### Input records:
START
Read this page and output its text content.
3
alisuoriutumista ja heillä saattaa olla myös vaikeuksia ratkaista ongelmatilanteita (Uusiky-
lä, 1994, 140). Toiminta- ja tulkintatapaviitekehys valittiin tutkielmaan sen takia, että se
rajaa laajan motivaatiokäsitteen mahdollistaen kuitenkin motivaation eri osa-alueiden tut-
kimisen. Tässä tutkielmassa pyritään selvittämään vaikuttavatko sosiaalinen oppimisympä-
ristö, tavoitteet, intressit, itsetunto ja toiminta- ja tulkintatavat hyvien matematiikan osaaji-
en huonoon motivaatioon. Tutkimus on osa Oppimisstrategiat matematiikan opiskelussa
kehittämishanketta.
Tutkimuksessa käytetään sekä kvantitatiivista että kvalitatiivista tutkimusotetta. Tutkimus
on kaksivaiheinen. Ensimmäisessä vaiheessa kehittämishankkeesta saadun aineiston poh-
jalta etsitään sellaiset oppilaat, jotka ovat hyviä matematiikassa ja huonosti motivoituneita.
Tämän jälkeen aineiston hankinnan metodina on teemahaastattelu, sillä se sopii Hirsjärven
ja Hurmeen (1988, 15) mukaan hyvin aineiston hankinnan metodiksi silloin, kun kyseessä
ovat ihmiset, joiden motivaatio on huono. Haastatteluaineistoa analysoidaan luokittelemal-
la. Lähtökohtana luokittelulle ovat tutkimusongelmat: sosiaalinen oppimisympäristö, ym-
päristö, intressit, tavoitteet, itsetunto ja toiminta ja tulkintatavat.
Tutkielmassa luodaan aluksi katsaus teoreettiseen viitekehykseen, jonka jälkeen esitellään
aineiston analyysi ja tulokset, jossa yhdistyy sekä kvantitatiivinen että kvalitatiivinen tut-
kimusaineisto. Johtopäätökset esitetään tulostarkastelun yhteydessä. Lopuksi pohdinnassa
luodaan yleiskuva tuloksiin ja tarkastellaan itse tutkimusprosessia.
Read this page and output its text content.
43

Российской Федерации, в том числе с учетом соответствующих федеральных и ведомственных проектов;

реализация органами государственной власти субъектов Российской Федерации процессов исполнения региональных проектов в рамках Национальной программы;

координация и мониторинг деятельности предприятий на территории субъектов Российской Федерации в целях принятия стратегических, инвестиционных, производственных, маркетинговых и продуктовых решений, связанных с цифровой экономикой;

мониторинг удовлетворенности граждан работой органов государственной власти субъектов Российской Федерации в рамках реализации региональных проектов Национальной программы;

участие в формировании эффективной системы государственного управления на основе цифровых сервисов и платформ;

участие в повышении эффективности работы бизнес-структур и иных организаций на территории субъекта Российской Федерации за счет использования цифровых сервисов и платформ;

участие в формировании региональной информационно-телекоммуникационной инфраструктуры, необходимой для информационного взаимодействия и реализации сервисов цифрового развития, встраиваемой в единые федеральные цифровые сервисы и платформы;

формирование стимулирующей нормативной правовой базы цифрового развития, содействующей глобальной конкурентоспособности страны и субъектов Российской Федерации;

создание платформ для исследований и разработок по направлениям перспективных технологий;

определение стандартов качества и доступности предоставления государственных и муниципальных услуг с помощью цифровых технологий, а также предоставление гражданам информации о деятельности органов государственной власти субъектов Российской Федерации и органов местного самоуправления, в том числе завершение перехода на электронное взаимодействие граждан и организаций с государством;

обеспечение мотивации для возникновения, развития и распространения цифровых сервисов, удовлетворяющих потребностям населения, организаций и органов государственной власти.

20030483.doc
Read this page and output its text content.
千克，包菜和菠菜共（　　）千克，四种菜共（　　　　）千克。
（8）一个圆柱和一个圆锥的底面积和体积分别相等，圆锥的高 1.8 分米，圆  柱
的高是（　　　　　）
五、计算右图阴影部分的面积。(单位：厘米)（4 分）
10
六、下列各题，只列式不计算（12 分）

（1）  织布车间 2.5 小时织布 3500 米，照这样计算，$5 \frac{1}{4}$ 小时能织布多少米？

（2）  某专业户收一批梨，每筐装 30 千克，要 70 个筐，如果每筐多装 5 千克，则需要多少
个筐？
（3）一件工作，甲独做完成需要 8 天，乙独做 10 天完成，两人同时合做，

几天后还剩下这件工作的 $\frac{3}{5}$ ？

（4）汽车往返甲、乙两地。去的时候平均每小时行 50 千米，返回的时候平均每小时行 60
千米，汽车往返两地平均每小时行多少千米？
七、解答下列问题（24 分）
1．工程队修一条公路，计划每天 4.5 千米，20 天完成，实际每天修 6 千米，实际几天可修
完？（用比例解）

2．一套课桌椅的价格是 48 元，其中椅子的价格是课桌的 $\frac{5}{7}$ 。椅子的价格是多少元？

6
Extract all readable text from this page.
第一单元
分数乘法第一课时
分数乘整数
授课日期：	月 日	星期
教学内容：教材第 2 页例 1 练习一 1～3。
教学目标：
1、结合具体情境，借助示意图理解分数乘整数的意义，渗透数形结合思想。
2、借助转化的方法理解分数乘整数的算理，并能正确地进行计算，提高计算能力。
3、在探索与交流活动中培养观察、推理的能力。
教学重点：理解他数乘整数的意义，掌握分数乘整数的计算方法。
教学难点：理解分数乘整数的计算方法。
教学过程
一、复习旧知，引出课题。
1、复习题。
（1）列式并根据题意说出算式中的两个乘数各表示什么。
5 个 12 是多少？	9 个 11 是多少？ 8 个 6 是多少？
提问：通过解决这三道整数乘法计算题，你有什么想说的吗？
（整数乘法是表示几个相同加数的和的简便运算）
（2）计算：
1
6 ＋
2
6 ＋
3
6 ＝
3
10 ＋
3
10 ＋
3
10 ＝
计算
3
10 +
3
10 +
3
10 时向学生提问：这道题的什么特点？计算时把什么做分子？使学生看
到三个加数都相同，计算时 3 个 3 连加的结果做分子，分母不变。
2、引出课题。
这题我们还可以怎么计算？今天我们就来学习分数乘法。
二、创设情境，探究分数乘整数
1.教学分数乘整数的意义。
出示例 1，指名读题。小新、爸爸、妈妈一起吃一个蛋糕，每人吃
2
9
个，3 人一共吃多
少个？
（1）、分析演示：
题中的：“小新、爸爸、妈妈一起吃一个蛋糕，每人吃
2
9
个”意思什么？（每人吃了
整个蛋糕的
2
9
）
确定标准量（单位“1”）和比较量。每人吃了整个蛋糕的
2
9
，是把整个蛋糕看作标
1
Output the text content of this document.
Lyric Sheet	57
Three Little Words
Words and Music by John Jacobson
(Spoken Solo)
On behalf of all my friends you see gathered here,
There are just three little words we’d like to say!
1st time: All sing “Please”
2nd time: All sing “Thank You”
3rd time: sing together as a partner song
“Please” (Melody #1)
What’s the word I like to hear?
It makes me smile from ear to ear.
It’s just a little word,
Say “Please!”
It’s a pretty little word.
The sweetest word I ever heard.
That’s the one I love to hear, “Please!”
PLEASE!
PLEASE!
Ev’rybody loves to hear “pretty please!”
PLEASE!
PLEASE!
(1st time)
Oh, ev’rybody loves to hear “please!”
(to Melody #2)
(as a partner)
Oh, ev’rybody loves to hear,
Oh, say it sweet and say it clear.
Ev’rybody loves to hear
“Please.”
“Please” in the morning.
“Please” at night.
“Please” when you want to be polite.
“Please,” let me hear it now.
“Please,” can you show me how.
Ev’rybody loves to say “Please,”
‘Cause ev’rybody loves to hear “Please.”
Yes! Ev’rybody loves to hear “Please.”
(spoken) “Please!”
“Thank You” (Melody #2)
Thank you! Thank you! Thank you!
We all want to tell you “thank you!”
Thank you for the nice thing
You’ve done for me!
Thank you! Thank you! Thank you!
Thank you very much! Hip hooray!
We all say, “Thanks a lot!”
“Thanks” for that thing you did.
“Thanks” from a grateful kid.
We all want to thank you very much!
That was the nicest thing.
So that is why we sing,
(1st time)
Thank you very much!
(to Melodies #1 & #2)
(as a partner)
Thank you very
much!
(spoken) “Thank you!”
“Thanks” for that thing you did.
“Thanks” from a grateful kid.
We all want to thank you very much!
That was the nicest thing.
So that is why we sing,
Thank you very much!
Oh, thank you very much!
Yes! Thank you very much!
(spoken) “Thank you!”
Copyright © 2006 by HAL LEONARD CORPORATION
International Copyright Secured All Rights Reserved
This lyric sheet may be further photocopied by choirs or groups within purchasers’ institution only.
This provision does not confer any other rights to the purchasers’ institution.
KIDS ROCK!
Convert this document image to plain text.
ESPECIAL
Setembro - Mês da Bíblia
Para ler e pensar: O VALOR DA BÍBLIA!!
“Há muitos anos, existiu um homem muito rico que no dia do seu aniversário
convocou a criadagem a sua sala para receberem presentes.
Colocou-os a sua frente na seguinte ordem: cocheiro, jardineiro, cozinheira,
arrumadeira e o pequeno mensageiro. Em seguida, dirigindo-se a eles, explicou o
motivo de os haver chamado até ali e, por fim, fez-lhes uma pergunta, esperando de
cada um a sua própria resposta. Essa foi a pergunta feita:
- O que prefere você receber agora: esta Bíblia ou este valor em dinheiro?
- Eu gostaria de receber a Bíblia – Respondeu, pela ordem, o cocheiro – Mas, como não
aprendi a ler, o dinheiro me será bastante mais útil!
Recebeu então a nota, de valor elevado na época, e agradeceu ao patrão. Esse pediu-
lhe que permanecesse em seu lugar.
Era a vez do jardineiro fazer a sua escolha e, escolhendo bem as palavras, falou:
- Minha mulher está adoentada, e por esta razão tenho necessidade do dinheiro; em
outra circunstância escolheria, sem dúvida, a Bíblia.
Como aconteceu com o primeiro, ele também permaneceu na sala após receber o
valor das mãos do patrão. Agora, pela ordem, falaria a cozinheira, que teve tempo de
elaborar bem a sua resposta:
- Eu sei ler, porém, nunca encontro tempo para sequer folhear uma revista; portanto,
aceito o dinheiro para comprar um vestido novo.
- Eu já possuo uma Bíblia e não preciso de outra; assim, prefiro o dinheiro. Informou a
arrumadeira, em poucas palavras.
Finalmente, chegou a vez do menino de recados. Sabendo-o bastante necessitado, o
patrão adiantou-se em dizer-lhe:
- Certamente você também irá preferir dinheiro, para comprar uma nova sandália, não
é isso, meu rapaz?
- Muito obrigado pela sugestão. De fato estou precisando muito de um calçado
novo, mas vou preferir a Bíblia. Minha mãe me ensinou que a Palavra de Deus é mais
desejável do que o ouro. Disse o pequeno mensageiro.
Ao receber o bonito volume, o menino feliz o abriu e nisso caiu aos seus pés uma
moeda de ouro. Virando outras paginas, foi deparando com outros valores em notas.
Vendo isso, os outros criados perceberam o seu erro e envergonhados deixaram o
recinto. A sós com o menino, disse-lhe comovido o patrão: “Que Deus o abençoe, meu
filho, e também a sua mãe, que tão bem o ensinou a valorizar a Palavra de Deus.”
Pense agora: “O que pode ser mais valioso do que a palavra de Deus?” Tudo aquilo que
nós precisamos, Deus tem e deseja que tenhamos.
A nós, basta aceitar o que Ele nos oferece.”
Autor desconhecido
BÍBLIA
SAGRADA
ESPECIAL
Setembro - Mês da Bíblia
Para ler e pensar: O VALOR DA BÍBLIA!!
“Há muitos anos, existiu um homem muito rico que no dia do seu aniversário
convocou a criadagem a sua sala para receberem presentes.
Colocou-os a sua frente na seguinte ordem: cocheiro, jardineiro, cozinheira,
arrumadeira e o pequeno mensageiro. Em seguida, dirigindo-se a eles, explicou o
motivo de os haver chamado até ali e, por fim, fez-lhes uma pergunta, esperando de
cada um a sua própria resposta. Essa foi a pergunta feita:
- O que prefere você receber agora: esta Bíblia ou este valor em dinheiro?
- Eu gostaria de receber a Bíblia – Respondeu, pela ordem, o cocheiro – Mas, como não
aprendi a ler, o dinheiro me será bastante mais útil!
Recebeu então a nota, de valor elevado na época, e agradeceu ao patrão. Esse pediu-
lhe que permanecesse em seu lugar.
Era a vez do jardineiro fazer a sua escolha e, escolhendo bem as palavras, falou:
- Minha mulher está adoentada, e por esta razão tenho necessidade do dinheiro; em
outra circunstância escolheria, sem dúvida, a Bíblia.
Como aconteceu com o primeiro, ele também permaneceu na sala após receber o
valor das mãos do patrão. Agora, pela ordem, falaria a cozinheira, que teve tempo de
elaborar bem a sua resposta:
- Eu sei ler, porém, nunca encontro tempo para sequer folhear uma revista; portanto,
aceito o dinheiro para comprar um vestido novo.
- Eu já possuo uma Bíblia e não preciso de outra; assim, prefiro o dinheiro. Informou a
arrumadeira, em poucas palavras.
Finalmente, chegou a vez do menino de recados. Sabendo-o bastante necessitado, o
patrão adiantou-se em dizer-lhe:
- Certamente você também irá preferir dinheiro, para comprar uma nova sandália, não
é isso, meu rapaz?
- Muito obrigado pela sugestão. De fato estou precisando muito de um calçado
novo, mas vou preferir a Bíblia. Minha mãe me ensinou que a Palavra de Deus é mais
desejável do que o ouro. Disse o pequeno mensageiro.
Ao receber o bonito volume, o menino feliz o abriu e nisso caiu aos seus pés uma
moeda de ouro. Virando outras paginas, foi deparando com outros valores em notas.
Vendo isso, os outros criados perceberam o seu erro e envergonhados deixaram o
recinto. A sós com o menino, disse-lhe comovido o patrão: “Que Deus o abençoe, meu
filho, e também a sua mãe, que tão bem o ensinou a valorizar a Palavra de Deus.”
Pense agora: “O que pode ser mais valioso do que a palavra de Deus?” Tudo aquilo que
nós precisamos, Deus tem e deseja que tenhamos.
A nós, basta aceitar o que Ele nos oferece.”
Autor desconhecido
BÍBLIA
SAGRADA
END
### Stated task:
Using the listing above, list every line in which the string "цифровых" occurs.

### Task output:
участие в формировании эффективной системы государственного управления на основе цифровых сервисов и платформ;
участие в повышении эффективности работы бизнес-структур и иных организаций на территории субъекта Российской Федерации за счет использования цифровых сервисов и платформ;
определение стандартов качества и доступности предоставления государственных и муниципальных услуг с помощью цифровых технологий, а также предоставление гражданам информации о деятельности органов государственной власти субъектов Российской Федерации и органов местного самоуправления, в том числе завершение перехода на электронное взаимодействие граждан и организаций с государством;
обеспечение мотивации для возникновения, развития и распространения цифровых сервисов, удовлетворяющих потребностям населения, организаций и органов государственной власти.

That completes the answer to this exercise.